Goal of the exercise: Keep the pictures out and restate every record exactly.

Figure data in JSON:
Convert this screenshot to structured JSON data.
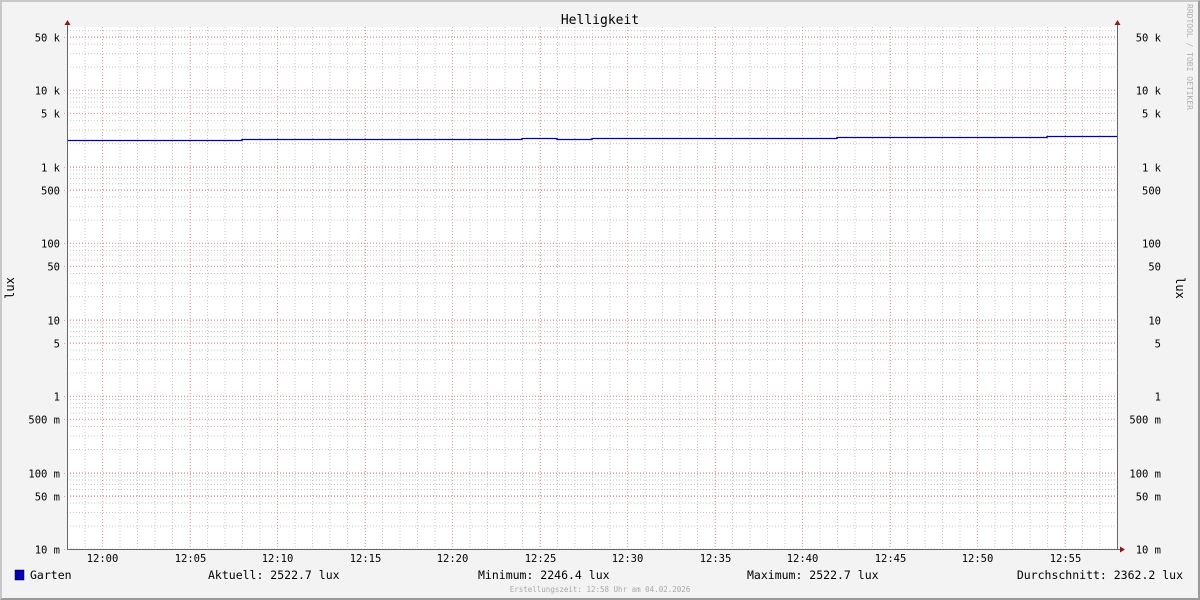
{
  "chart_data": {
    "type": "line",
    "title": "Helligkeit",
    "ylabel": "lux",
    "ylabel_right": "lux",
    "yscale": "log",
    "ylim": [
      0.01,
      67000
    ],
    "xlim": [
      "11:58",
      "12:58"
    ],
    "grid": true,
    "y_ticks": [
      {
        "value": 50000,
        "label": "50 k"
      },
      {
        "value": 10000,
        "label": "10 k"
      },
      {
        "value": 5000,
        "label": "5 k"
      },
      {
        "value": 1000,
        "label": "1 k"
      },
      {
        "value": 500,
        "label": "500"
      },
      {
        "value": 100,
        "label": "100"
      },
      {
        "value": 50,
        "label": "50"
      },
      {
        "value": 10,
        "label": "10"
      },
      {
        "value": 5,
        "label": "5"
      },
      {
        "value": 1,
        "label": "1"
      },
      {
        "value": 0.5,
        "label": "500 m"
      },
      {
        "value": 0.1,
        "label": "100 m"
      },
      {
        "value": 0.05,
        "label": "50 m"
      },
      {
        "value": 0.01,
        "label": "10 m"
      }
    ],
    "x_ticks": [
      "12:00",
      "12:05",
      "12:10",
      "12:15",
      "12:20",
      "12:25",
      "12:30",
      "12:35",
      "12:40",
      "12:45",
      "12:50",
      "12:55"
    ],
    "series": [
      {
        "name": "Garten",
        "color": "#0000b4",
        "x": [
          "11:58",
          "12:08",
          "12:24",
          "12:26",
          "12:28",
          "12:42",
          "12:54",
          "12:58"
        ],
        "values": [
          2246.4,
          2310,
          2400,
          2330,
          2380,
          2440,
          2522.7,
          2522.7
        ]
      }
    ],
    "legend": {
      "placement": "bottom",
      "name": "Garten",
      "current": "Aktuell: 2522.7 lux",
      "minimum": "Minimum: 2246.4 lux",
      "maximum": "Maximum: 2522.7 lux",
      "average": "Durchschnitt: 2362.2 lux"
    },
    "footer": "Erstellungszeit: 12:58 Uhr am 04.02.2026",
    "watermark": "RRDTOOL / TOBI OETIKER",
    "colors": {
      "major_grid": "#e0a0a0",
      "minor_grid": "#c8c8c8",
      "axis": "#666666",
      "arrow": "#8b1a1a"
    }
  }
}
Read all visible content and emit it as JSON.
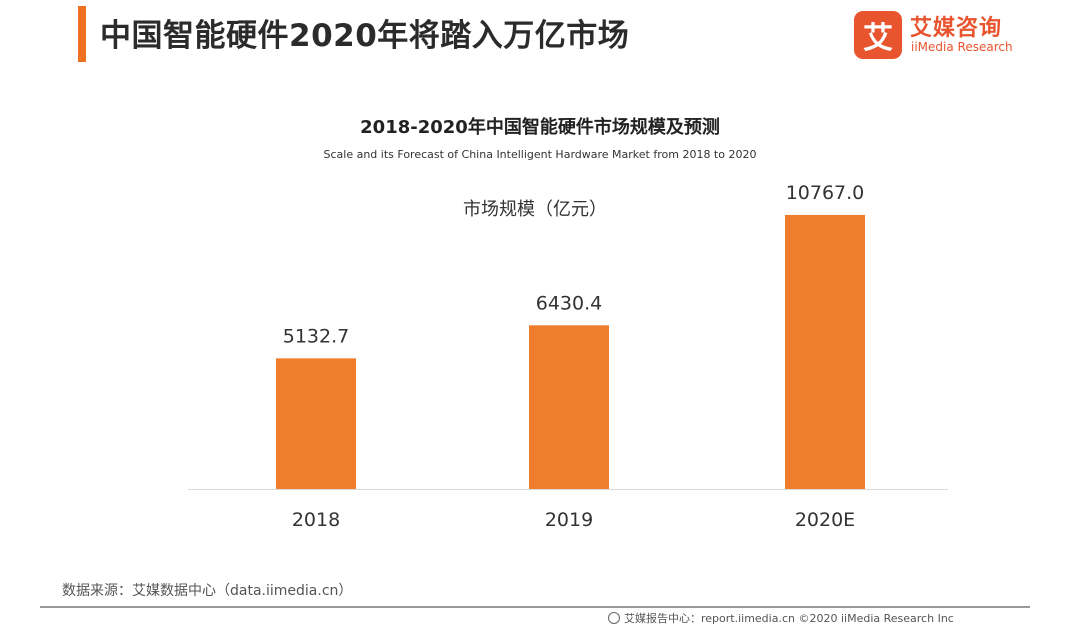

Result:
Convert this screenshot to structured JSON data.
{
  "chart_data": {
    "type": "line",
    "title": "Helligkeit",
    "ylabel": "lux",
    "ylabel_right": "lux",
    "yscale": "log",
    "ylim": [
      0.01,
      67000
    ],
    "xlim": [
      "11:58",
      "12:58"
    ],
    "grid": true,
    "y_ticks": [
      {
        "value": 50000,
        "label": "50 k"
      },
      {
        "value": 10000,
        "label": "10 k"
      },
      {
        "value": 5000,
        "label": "5 k"
      },
      {
        "value": 1000,
        "label": "1 k"
      },
      {
        "value": 500,
        "label": "500"
      },
      {
        "value": 100,
        "label": "100"
      },
      {
        "value": 50,
        "label": "50"
      },
      {
        "value": 10,
        "label": "10"
      },
      {
        "value": 5,
        "label": "5"
      },
      {
        "value": 1,
        "label": "1"
      },
      {
        "value": 0.5,
        "label": "500 m"
      },
      {
        "value": 0.1,
        "label": "100 m"
      },
      {
        "value": 0.05,
        "label": "50 m"
      },
      {
        "value": 0.01,
        "label": "10 m"
      }
    ],
    "x_ticks": [
      "12:00",
      "12:05",
      "12:10",
      "12:15",
      "12:20",
      "12:25",
      "12:30",
      "12:35",
      "12:40",
      "12:45",
      "12:50",
      "12:55"
    ],
    "series": [
      {
        "name": "Garten",
        "color": "#0000b4",
        "x": [
          "11:58",
          "12:08",
          "12:24",
          "12:26",
          "12:28",
          "12:42",
          "12:54",
          "12:58"
        ],
        "values": [
          2246.4,
          2310,
          2400,
          2330,
          2380,
          2440,
          2522.7,
          2522.7
        ]
      }
    ],
    "legend": {
      "placement": "bottom",
      "name": "Garten",
      "current": "Aktuell: 2522.7 lux",
      "minimum": "Minimum: 2246.4 lux",
      "maximum": "Maximum: 2522.7 lux",
      "average": "Durchschnitt: 2362.2 lux"
    },
    "footer": "Erstellungszeit: 12:58 Uhr am 04.02.2026",
    "watermark": "RRDTOOL / TOBI OETIKER",
    "colors": {
      "major_grid": "#e0a0a0",
      "minor_grid": "#c8c8c8",
      "axis": "#666666",
      "arrow": "#8b1a1a"
    }
  }
}
Read all visible content and emit it as JSON.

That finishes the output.